• [EXERCISE PROMPT] Write out all entries word for word.

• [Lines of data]
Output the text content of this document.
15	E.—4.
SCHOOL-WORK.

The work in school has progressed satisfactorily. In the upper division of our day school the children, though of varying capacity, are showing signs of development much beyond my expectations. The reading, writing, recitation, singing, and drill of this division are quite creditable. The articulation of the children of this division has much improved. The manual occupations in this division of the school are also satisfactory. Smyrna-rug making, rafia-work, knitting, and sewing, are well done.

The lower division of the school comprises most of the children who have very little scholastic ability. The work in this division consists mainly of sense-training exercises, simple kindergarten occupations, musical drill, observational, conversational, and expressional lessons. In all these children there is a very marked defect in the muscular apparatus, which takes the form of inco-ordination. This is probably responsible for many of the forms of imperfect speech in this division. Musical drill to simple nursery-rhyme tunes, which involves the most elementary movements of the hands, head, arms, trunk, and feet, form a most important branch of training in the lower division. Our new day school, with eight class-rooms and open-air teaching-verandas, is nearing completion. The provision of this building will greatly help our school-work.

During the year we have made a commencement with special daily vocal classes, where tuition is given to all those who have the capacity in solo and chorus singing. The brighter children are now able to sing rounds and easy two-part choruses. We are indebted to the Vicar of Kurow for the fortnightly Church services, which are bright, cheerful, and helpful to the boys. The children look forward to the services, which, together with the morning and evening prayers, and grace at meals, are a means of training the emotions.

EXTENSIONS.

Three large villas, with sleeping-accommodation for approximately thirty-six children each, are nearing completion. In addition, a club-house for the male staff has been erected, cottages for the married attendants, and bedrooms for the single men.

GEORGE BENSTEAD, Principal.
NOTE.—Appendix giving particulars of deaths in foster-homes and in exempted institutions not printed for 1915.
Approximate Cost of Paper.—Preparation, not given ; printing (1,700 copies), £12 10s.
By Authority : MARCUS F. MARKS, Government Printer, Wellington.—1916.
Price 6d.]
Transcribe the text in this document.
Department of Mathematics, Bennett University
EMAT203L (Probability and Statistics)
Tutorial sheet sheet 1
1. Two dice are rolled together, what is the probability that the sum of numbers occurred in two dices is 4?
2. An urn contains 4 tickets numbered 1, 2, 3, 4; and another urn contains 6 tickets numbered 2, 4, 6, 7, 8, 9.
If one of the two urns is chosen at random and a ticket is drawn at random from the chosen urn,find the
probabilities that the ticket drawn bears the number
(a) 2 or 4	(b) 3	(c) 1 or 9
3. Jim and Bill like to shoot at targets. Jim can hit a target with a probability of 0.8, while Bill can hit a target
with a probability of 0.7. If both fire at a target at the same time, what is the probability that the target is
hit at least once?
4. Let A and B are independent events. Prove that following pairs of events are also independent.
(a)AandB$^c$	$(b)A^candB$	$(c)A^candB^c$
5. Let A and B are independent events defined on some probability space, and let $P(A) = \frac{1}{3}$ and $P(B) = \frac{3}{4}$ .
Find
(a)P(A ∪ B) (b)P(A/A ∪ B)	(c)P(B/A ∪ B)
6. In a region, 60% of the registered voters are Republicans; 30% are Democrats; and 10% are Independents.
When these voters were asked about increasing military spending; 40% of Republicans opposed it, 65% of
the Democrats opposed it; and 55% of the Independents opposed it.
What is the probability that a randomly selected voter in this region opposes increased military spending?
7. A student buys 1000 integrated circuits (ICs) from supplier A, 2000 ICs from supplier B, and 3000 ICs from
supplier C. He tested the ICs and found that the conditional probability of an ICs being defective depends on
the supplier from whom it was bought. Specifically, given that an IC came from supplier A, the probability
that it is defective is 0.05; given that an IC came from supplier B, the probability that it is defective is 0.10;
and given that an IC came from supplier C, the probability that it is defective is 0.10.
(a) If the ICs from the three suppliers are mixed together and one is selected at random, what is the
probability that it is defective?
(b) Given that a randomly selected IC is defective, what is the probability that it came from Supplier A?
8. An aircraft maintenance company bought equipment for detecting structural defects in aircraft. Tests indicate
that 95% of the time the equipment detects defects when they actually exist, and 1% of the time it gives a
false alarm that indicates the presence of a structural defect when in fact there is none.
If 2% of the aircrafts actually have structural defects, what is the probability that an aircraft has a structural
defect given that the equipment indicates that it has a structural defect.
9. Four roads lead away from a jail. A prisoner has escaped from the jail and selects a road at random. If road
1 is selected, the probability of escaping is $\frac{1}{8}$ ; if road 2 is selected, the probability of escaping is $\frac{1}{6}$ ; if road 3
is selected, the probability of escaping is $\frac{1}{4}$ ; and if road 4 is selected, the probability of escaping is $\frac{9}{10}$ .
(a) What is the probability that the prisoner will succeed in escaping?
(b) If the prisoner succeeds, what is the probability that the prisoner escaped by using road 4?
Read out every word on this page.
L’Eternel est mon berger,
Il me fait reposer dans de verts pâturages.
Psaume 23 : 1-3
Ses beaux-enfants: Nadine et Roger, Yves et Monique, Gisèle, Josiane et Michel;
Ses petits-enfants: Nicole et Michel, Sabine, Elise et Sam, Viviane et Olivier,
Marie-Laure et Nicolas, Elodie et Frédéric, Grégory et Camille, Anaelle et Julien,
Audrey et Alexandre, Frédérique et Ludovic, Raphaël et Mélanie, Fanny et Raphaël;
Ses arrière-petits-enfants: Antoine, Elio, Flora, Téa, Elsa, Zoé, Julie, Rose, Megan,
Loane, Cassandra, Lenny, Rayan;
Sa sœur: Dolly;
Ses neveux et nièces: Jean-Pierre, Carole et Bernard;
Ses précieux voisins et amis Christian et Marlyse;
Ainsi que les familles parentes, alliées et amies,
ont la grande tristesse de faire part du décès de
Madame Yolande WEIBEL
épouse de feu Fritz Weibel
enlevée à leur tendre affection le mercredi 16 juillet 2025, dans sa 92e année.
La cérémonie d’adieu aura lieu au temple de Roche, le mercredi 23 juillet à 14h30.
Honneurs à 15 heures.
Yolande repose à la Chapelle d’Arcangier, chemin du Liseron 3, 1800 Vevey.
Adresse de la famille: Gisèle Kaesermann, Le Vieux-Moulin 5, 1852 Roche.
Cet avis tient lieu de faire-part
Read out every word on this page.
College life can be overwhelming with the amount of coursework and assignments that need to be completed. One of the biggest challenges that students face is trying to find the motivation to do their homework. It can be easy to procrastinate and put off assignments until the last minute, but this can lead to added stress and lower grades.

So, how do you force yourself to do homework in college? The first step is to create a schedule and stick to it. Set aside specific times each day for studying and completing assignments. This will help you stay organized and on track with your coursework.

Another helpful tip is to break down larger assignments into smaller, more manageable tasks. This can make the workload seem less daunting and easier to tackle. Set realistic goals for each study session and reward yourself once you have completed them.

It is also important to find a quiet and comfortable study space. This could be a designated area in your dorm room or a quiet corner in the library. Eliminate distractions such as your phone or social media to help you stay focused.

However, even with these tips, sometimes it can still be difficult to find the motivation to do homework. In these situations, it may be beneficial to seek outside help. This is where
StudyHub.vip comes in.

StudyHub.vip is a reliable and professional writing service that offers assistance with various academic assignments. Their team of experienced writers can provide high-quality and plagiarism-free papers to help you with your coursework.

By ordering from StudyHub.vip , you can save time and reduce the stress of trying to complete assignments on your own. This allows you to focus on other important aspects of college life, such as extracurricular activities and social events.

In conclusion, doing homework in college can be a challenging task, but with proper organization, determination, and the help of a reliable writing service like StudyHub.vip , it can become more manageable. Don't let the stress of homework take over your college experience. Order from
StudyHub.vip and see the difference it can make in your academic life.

• [OUTPUT BELOW]
Output the text content of this document.
15	E.—4.
SCHOOL-WORK.

The work in school has progressed satisfactorily. In the upper division of our day school the children, though of varying capacity, are showing signs of development much beyond my expectations. The reading, writing, recitation, singing, and drill of this division are quite creditable. The articulation of the children of this division has much improved. The manual occupations in this division of the school are also satisfactory. Smyrna-rug making, rafia-work, knitting, and sewing, are well done.

The lower division of the school comprises most of the children who have very little scholastic ability. The work in this division consists mainly of sense-training exercises, simple kindergarten occupations, musical drill, observational, conversational, and expressional lessons. In all these children there is a very marked defect in the muscular apparatus, which takes the form of inco-ordination. This is probably responsible for many of the forms of imperfect speech in this division. Musical drill to simple nursery-rhyme tunes, which involves the most elementary movements of the hands, head, arms, trunk, and feet, form a most important branch of training in the lower division. Our new day school, with eight class-rooms and open-air teaching-verandas, is nearing completion. The provision of this building will greatly help our school-work.

During the year we have made a commencement with special daily vocal classes, where tuition is given to all those who have the capacity in solo and chorus singing. The brighter children are now able to sing rounds and easy two-part choruses. We are indebted to the Vicar of Kurow for the fortnightly Church services, which are bright, cheerful, and helpful to the boys. The children look forward to the services, which, together with the morning and evening prayers, and grace at meals, are a means of training the emotions.

EXTENSIONS.

Three large villas, with sleeping-accommodation for approximately thirty-six children each, are nearing completion. In addition, a club-house for the male staff has been erected, cottages for the married attendants, and bedrooms for the single men.

GEORGE BENSTEAD, Principal.
NOTE.—Appendix giving particulars of deaths in foster-homes and in exempted institutions not printed for 1915.
Approximate Cost of Paper.—Preparation, not given ; printing (1,700 copies), £12 10s.
By Authority : MARCUS F. MARKS, Government Printer, Wellington.—1916.
Price 6d.]
Transcribe the text in this document.
Department of Mathematics, Bennett University
EMAT203L (Probability and Statistics)
Tutorial sheet sheet 1
1. Two dice are rolled together, what is the probability that the sum of numbers occurred in two dices is 4?
2. An urn contains 4 tickets numbered 1, 2, 3, 4; and another urn contains 6 tickets numbered 2, 4, 6, 7, 8, 9.
If one of the two urns is chosen at random and a ticket is drawn at random from the chosen urn,find the
probabilities that the ticket drawn bears the number
(a) 2 or 4	(b) 3	(c) 1 or 9
3. Jim and Bill like to shoot at targets. Jim can hit a target with a probability of 0.8, while Bill can hit a target
with a probability of 0.7. If both fire at a target at the same time, what is the probability that the target is
hit at least once?
4. Let A and B are independent events. Prove that following pairs of events are also independent.
(a)AandB$^c$	$(b)A^candB$	$(c)A^candB^c$
5. Let A and B are independent events defined on some probability space, and let $P(A) = \frac{1}{3}$ and $P(B) = \frac{3}{4}$ .
Find
(a)P(A ∪ B) (b)P(A/A ∪ B)	(c)P(B/A ∪ B)
6. In a region, 60% of the registered voters are Republicans; 30% are Democrats; and 10% are Independents.
When these voters were asked about increasing military spending; 40% of Republicans opposed it, 65% of
the Democrats opposed it; and 55% of the Independents opposed it.
What is the probability that a randomly selected voter in this region opposes increased military spending?
7. A student buys 1000 integrated circuits (ICs) from supplier A, 2000 ICs from supplier B, and 3000 ICs from
supplier C. He tested the ICs and found that the conditional probability of an ICs being defective depends on
the supplier from whom it was bought. Specifically, given that an IC came from supplier A, the probability
that it is defective is 0.05; given that an IC came from supplier B, the probability that it is defective is 0.10;
and given that an IC came from supplier C, the probability that it is defective is 0.10.
(a) If the ICs from the three suppliers are mixed together and one is selected at random, what is the
probability that it is defective?
(b) Given that a randomly selected IC is defective, what is the probability that it came from Supplier A?
8. An aircraft maintenance company bought equipment for detecting structural defects in aircraft. Tests indicate
that 95% of the time the equipment detects defects when they actually exist, and 1% of the time it gives a
false alarm that indicates the presence of a structural defect when in fact there is none.
If 2% of the aircrafts actually have structural defects, what is the probability that an aircraft has a structural
defect given that the equipment indicates that it has a structural defect.
9. Four roads lead away from a jail. A prisoner has escaped from the jail and selects a road at random. If road
1 is selected, the probability of escaping is $\frac{1}{8}$ ; if road 2 is selected, the probability of escaping is $\frac{1}{6}$ ; if road 3
is selected, the probability of escaping is $\frac{1}{4}$ ; and if road 4 is selected, the probability of escaping is $\frac{9}{10}$ .
(a) What is the probability that the prisoner will succeed in escaping?
(b) If the prisoner succeeds, what is the probability that the prisoner escaped by using road 4?
Read out every word on this page.
L’Eternel est mon berger,
Il me fait reposer dans de verts pâturages.
Psaume 23 : 1-3
Ses beaux-enfants: Nadine et Roger, Yves et Monique, Gisèle, Josiane et Michel;
Ses petits-enfants: Nicole et Michel, Sabine, Elise et Sam, Viviane et Olivier,
Marie-Laure et Nicolas, Elodie et Frédéric, Grégory et Camille, Anaelle et Julien,
Audrey et Alexandre, Frédérique et Ludovic, Raphaël et Mélanie, Fanny et Raphaël;
Ses arrière-petits-enfants: Antoine, Elio, Flora, Téa, Elsa, Zoé, Julie, Rose, Megan,
Loane, Cassandra, Lenny, Rayan;
Sa sœur: Dolly;
Ses neveux et nièces: Jean-Pierre, Carole et Bernard;
Ses précieux voisins et amis Christian et Marlyse;
Ainsi que les familles parentes, alliées et amies,
ont la grande tristesse de faire part du décès de
Madame Yolande WEIBEL
épouse de feu Fritz Weibel
enlevée à leur tendre affection le mercredi 16 juillet 2025, dans sa 92e année.
La cérémonie d’adieu aura lieu au temple de Roche, le mercredi 23 juillet à 14h30.
Honneurs à 15 heures.
Yolande repose à la Chapelle d’Arcangier, chemin du Liseron 3, 1800 Vevey.
Adresse de la famille: Gisèle Kaesermann, Le Vieux-Moulin 5, 1852 Roche.
Cet avis tient lieu de faire-part
Read out every word on this page.
College life can be overwhelming with the amount of coursework and assignments that need to be completed. One of the biggest challenges that students face is trying to find the motivation to do their homework. It can be easy to procrastinate and put off assignments until the last minute, but this can lead to added stress and lower grades.

So, how do you force yourself to do homework in college? The first step is to create a schedule and stick to it. Set aside specific times each day for studying and completing assignments. This will help you stay organized and on track with your coursework.

Another helpful tip is to break down larger assignments into smaller, more manageable tasks. This can make the workload seem less daunting and easier to tackle. Set realistic goals for each study session and reward yourself once you have completed them.

It is also important to find a quiet and comfortable study space. This could be a designated area in your dorm room or a quiet corner in the library. Eliminate distractions such as your phone or social media to help you stay focused.

However, even with these tips, sometimes it can still be difficult to find the motivation to do homework. In these situations, it may be beneficial to seek outside help. This is where
StudyHub.vip comes in.

StudyHub.vip is a reliable and professional writing service that offers assistance with various academic assignments. Their team of experienced writers can provide high-quality and plagiarism-free papers to help you with your coursework.

By ordering from StudyHub.vip , you can save time and reduce the stress of trying to complete assignments on your own. This allows you to focus on other important aspects of college life, such as extracurricular activities and social events.

In conclusion, doing homework in college can be a challenging task, but with proper organization, determination, and the help of a reliable writing service like StudyHub.vip , it can become more manageable. Don't let the stress of homework take over your college experience. Order from
StudyHub.vip and see the difference it can make in your academic life.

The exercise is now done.